Scan the entries below. List each line with "Clear".
* BEGIN Data to use *
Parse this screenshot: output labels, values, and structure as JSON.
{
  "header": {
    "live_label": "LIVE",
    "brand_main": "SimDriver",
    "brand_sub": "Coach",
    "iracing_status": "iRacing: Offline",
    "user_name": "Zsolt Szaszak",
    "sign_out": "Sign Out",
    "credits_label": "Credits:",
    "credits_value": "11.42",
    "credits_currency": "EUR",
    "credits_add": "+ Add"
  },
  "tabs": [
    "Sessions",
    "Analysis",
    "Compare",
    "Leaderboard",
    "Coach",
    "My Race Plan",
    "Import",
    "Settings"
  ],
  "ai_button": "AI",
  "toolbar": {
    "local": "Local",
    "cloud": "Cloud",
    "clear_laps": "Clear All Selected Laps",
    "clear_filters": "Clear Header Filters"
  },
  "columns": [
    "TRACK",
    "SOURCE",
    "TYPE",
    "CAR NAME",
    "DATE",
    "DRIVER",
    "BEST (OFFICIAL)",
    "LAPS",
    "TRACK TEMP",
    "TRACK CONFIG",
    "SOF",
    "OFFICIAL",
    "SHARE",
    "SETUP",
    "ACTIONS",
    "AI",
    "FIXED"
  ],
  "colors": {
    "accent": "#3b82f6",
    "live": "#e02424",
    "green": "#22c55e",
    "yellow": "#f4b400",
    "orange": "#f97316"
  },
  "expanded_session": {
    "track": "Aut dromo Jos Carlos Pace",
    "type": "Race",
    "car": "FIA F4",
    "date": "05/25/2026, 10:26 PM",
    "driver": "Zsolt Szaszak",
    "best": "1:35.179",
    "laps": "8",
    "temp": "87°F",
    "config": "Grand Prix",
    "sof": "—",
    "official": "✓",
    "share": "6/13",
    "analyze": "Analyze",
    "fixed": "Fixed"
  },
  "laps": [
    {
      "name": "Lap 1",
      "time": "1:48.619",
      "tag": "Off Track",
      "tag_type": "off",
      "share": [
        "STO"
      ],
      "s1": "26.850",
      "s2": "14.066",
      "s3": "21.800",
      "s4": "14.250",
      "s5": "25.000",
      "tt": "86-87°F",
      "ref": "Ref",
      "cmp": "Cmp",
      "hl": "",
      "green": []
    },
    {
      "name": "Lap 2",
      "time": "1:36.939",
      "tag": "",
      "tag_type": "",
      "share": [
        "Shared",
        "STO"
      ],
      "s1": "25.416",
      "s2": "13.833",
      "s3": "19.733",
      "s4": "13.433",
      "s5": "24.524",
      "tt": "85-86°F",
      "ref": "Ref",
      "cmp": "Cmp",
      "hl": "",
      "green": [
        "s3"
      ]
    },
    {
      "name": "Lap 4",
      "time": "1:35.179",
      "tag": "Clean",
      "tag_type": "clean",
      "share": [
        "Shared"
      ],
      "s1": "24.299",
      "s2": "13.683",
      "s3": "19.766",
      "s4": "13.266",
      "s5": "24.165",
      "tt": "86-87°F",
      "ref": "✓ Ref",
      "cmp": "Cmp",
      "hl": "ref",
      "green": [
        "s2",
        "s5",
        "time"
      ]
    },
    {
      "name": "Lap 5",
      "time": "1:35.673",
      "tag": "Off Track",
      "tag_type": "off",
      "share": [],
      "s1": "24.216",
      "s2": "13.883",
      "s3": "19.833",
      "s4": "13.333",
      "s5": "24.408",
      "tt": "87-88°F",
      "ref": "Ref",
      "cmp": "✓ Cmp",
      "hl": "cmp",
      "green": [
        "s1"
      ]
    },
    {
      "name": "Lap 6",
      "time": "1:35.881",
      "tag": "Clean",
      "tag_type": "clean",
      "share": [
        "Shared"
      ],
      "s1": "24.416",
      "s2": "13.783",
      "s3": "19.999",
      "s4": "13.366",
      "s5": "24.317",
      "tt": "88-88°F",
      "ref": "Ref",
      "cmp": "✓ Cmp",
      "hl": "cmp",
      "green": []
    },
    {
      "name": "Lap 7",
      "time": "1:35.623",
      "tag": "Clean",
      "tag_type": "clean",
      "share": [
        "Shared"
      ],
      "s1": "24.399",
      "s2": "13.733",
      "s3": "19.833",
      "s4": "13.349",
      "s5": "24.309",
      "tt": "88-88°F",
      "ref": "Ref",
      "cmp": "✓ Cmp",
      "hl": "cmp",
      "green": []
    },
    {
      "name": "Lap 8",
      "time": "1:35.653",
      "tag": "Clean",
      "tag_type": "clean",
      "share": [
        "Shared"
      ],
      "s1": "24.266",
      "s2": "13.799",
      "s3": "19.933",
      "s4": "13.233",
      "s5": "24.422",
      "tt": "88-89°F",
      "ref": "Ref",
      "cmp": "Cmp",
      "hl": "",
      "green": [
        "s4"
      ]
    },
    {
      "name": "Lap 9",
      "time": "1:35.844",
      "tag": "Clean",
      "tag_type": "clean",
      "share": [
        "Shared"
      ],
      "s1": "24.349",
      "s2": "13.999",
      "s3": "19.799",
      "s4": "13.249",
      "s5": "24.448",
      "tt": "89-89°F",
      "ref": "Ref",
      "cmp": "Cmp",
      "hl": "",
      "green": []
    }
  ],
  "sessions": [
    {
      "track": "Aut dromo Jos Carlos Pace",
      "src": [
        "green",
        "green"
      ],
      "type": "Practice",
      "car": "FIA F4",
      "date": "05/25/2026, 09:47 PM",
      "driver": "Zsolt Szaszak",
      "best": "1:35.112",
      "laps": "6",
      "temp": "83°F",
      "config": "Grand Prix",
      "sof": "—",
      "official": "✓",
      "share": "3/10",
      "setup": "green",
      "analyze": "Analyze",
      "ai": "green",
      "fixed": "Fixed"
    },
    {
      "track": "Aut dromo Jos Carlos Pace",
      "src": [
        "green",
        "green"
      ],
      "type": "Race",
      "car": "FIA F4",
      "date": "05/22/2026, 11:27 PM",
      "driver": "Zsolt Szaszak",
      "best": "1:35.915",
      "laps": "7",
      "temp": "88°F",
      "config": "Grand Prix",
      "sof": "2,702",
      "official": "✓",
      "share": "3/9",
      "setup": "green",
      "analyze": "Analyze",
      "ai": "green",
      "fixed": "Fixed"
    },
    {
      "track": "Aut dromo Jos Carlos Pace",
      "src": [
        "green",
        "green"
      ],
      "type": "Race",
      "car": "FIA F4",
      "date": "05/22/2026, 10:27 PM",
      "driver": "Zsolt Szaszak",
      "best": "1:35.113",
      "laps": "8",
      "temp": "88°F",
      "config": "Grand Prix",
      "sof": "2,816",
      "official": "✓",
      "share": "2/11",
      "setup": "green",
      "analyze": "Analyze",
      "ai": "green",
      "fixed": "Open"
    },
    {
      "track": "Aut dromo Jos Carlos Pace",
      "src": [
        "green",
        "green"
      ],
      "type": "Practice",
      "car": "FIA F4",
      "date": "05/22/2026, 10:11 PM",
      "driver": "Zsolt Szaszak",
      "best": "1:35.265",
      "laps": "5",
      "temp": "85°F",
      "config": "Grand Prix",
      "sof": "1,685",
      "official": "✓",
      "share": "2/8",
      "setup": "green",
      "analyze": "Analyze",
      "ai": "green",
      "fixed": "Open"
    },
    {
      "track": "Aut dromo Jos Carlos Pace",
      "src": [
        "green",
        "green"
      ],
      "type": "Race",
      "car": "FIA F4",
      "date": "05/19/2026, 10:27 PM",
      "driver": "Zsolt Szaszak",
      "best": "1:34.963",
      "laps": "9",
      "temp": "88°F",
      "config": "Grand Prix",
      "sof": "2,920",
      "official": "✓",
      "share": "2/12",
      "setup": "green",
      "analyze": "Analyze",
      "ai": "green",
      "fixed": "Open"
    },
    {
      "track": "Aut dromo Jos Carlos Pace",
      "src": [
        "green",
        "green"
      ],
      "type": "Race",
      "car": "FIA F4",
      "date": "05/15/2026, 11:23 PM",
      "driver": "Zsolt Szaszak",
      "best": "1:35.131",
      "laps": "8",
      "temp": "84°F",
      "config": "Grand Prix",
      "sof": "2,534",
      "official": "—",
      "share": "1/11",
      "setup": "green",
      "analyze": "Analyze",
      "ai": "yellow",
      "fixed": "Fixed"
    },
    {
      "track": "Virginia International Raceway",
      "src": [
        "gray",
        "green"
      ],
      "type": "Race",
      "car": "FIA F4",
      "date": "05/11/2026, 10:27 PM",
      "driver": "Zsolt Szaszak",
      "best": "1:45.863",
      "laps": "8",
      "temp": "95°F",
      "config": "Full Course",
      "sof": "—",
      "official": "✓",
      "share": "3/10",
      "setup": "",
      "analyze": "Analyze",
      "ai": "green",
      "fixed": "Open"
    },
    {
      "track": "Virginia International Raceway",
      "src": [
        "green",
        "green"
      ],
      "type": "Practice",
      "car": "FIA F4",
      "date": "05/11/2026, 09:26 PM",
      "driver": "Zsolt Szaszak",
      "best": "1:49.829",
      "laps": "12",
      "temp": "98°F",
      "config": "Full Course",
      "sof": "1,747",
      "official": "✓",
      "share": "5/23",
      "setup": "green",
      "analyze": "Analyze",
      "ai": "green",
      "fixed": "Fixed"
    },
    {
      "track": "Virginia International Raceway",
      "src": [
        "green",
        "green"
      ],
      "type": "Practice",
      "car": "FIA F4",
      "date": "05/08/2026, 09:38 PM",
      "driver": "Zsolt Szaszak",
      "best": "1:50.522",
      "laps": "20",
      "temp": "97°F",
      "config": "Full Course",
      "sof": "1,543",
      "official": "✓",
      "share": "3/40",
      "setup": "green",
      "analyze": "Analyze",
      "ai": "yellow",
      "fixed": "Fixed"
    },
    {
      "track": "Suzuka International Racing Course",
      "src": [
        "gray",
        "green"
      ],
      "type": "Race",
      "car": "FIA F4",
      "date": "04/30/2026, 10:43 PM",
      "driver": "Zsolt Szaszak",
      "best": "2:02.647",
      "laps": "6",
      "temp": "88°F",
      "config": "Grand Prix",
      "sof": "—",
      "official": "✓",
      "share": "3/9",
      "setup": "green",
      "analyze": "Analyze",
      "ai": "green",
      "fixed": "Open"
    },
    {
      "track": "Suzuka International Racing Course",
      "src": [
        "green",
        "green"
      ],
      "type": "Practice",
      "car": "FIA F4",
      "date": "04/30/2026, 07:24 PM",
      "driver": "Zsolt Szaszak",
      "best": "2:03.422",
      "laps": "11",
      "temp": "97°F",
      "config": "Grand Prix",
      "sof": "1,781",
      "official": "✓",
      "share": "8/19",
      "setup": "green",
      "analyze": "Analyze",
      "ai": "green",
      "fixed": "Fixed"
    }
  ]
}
* END Data to use *
◆ **Final result**:
    "clear_laps": "Clear All Selected Laps",
    "clear_filters": "Clear Header Filters"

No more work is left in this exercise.